● **Data entries**:
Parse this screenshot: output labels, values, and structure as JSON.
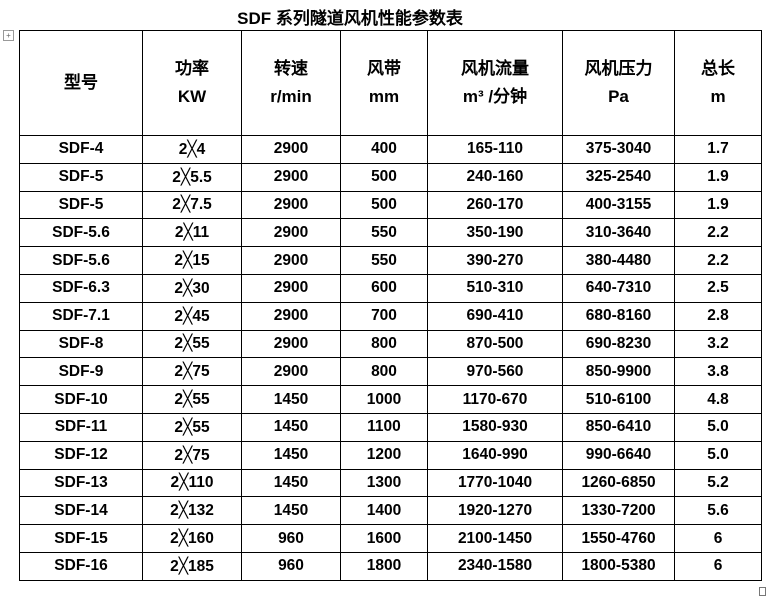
{
  "title": "SDF 系列隧道风机性能参数表",
  "headers": [
    {
      "name": "型号",
      "unit": ""
    },
    {
      "name": "功率",
      "unit": "KW"
    },
    {
      "name": "转速",
      "unit": "r/min"
    },
    {
      "name": "风带",
      "unit": "mm"
    },
    {
      "name": "风机流量",
      "unit": "m³ /分钟"
    },
    {
      "name": "风机压力",
      "unit": "Pa"
    },
    {
      "name": "总长",
      "unit": "m"
    }
  ],
  "rows": [
    [
      "SDF-4",
      "2╳4",
      "2900",
      "400",
      "165-110",
      "375-3040",
      "1.7"
    ],
    [
      "SDF-5",
      "2╳5.5",
      "2900",
      "500",
      "240-160",
      "325-2540",
      "1.9"
    ],
    [
      "SDF-5",
      "2╳7.5",
      "2900",
      "500",
      "260-170",
      "400-3155",
      "1.9"
    ],
    [
      "SDF-5.6",
      "2╳11",
      "2900",
      "550",
      "350-190",
      "310-3640",
      "2.2"
    ],
    [
      "SDF-5.6",
      "2╳15",
      "2900",
      "550",
      "390-270",
      "380-4480",
      "2.2"
    ],
    [
      "SDF-6.3",
      "2╳30",
      "2900",
      "600",
      "510-310",
      "640-7310",
      "2.5"
    ],
    [
      "SDF-7.1",
      "2╳45",
      "2900",
      "700",
      "690-410",
      "680-8160",
      "2.8"
    ],
    [
      "SDF-8",
      "2╳55",
      "2900",
      "800",
      "870-500",
      "690-8230",
      "3.2"
    ],
    [
      "SDF-9",
      "2╳75",
      "2900",
      "800",
      "970-560",
      "850-9900",
      "3.8"
    ],
    [
      "SDF-10",
      "2╳55",
      "1450",
      "1000",
      "1170-670",
      "510-6100",
      "4.8"
    ],
    [
      "SDF-11",
      "2╳55",
      "1450",
      "1100",
      "1580-930",
      "850-6410",
      "5.0"
    ],
    [
      "SDF-12",
      "2╳75",
      "1450",
      "1200",
      "1640-990",
      "990-6640",
      "5.0"
    ],
    [
      "SDF-13",
      "2╳110",
      "1450",
      "1300",
      "1770-1040",
      "1260-6850",
      "5.2"
    ],
    [
      "SDF-14",
      "2╳132",
      "1450",
      "1400",
      "1920-1270",
      "1330-7200",
      "5.6"
    ],
    [
      "SDF-15",
      "2╳160",
      "960",
      "1600",
      "2100-1450",
      "1550-4760",
      "6"
    ],
    [
      "SDF-16",
      "2╳185",
      "960",
      "1800",
      "2340-1580",
      "1800-5380",
      "6"
    ]
  ]
}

● **EXERCISE REQUIREMENTS**: Within the material above, find the lines that contain the word "name"; copy them.

● **SOLUTION BELOW**:
      "name": "型号",
      "name": "功率",
      "name": "转速",
      "name": "风带",
      "name": "风机流量",
      "name": "风机压力",
      "name": "总长",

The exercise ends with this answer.